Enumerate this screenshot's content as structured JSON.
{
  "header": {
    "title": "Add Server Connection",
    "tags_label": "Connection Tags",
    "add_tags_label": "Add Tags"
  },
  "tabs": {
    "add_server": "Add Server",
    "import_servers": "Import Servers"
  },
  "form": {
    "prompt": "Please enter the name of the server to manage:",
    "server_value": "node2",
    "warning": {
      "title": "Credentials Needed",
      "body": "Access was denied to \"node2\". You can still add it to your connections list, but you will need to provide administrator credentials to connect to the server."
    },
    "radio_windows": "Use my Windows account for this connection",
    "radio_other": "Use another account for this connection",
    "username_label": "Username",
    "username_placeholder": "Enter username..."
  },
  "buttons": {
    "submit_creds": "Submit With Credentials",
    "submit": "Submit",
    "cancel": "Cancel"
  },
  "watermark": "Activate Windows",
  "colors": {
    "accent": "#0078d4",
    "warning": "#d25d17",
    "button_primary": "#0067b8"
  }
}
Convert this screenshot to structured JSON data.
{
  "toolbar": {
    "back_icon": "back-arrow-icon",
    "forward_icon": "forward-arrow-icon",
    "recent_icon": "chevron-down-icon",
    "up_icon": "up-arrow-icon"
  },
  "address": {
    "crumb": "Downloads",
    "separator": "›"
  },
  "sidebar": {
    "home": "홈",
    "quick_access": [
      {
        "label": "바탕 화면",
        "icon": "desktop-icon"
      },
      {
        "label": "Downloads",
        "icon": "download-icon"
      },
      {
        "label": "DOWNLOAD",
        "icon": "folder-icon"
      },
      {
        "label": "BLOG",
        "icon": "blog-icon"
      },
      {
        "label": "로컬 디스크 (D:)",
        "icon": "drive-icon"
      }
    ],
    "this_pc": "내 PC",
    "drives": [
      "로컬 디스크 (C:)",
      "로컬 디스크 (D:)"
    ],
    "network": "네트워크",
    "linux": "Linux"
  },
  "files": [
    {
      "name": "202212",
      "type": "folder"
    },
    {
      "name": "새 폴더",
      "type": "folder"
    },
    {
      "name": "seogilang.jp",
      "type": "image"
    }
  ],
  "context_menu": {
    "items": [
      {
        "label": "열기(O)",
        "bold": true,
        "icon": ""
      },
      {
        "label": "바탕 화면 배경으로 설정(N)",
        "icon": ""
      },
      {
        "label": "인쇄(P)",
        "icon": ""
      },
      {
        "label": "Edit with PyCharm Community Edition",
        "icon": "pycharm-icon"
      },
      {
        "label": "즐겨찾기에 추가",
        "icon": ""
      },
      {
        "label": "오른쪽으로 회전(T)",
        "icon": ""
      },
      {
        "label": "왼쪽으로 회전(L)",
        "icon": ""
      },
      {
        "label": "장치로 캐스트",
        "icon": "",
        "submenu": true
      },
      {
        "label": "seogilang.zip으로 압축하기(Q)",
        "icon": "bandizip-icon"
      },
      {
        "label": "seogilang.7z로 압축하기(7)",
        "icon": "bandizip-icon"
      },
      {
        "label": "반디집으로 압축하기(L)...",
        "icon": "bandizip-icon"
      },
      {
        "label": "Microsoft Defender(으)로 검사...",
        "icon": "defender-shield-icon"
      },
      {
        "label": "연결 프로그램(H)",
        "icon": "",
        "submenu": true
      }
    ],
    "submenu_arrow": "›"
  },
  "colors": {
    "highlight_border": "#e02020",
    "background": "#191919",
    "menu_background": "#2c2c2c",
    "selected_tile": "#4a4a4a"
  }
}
··········
● **Exercise prompt**
Copy out the whole listing exactly; please set it all down.

● **Written response**
Enumerate this screenshot's content as structured JSON.
{
  "header": {
    "title": "Add Server Connection",
    "tags_label": "Connection Tags",
    "add_tags_label": "Add Tags"
  },
  "tabs": {
    "add_server": "Add Server",
    "import_servers": "Import Servers"
  },
  "form": {
    "prompt": "Please enter the name of the server to manage:",
    "server_value": "node2",
    "warning": {
      "title": "Credentials Needed",
      "body": "Access was denied to \"node2\". You can still add it to your connections list, but you will need to provide administrator credentials to connect to the server."
    },
    "radio_windows": "Use my Windows account for this connection",
    "radio_other": "Use another account for this connection",
    "username_label": "Username",
    "username_placeholder": "Enter username..."
  },
  "buttons": {
    "submit_creds": "Submit With Credentials",
    "submit": "Submit",
    "cancel": "Cancel"
  },
  "watermark": "Activate Windows",
  "colors": {
    "accent": "#0078d4",
    "warning": "#d25d17",
    "button_primary": "#0067b8"
  }
}
Convert this screenshot to structured JSON data.
{
  "toolbar": {
    "back_icon": "back-arrow-icon",
    "forward_icon": "forward-arrow-icon",
    "recent_icon": "chevron-down-icon",
    "up_icon": "up-arrow-icon"
  },
  "address": {
    "crumb": "Downloads",
    "separator": "›"
  },
  "sidebar": {
    "home": "홈",
    "quick_access": [
      {
        "label": "바탕 화면",
        "icon": "desktop-icon"
      },
      {
        "label": "Downloads",
        "icon": "download-icon"
      },
      {
        "label": "DOWNLOAD",
        "icon": "folder-icon"
      },
      {
        "label": "BLOG",
        "icon": "blog-icon"
      },
      {
        "label": "로컬 디스크 (D:)",
        "icon": "drive-icon"
      }
    ],
    "this_pc": "내 PC",
    "drives": [
      "로컬 디스크 (C:)",
      "로컬 디스크 (D:)"
    ],
    "network": "네트워크",
    "linux": "Linux"
  },
  "files": [
    {
      "name": "202212",
      "type": "folder"
    },
    {
      "name": "새 폴더",
      "type": "folder"
    },
    {
      "name": "seogilang.jp",
      "type": "image"
    }
  ],
  "context_menu": {
    "items": [
      {
        "label": "열기(O)",
        "bold": true,
        "icon": ""
      },
      {
        "label": "바탕 화면 배경으로 설정(N)",
        "icon": ""
      },
      {
        "label": "인쇄(P)",
        "icon": ""
      },
      {
        "label": "Edit with PyCharm Community Edition",
        "icon": "pycharm-icon"
      },
      {
        "label": "즐겨찾기에 추가",
        "icon": ""
      },
      {
        "label": "오른쪽으로 회전(T)",
        "icon": ""
      },
      {
        "label": "왼쪽으로 회전(L)",
        "icon": ""
      },
      {
        "label": "장치로 캐스트",
        "icon": "",
        "submenu": true
      },
      {
        "label": "seogilang.zip으로 압축하기(Q)",
        "icon": "bandizip-icon"
      },
      {
        "label": "seogilang.7z로 압축하기(7)",
        "icon": "bandizip-icon"
      },
      {
        "label": "반디집으로 압축하기(L)...",
        "icon": "bandizip-icon"
      },
      {
        "label": "Microsoft Defender(으)로 검사...",
        "icon": "defender-shield-icon"
      },
      {
        "label": "연결 프로그램(H)",
        "icon": "",
        "submenu": true
      }
    ],
    "submenu_arrow": "›"
  },
  "colors": {
    "highlight_border": "#e02020",
    "background": "#191919",
    "menu_background": "#2c2c2c",
    "selected_tile": "#4a4a4a"
  }
}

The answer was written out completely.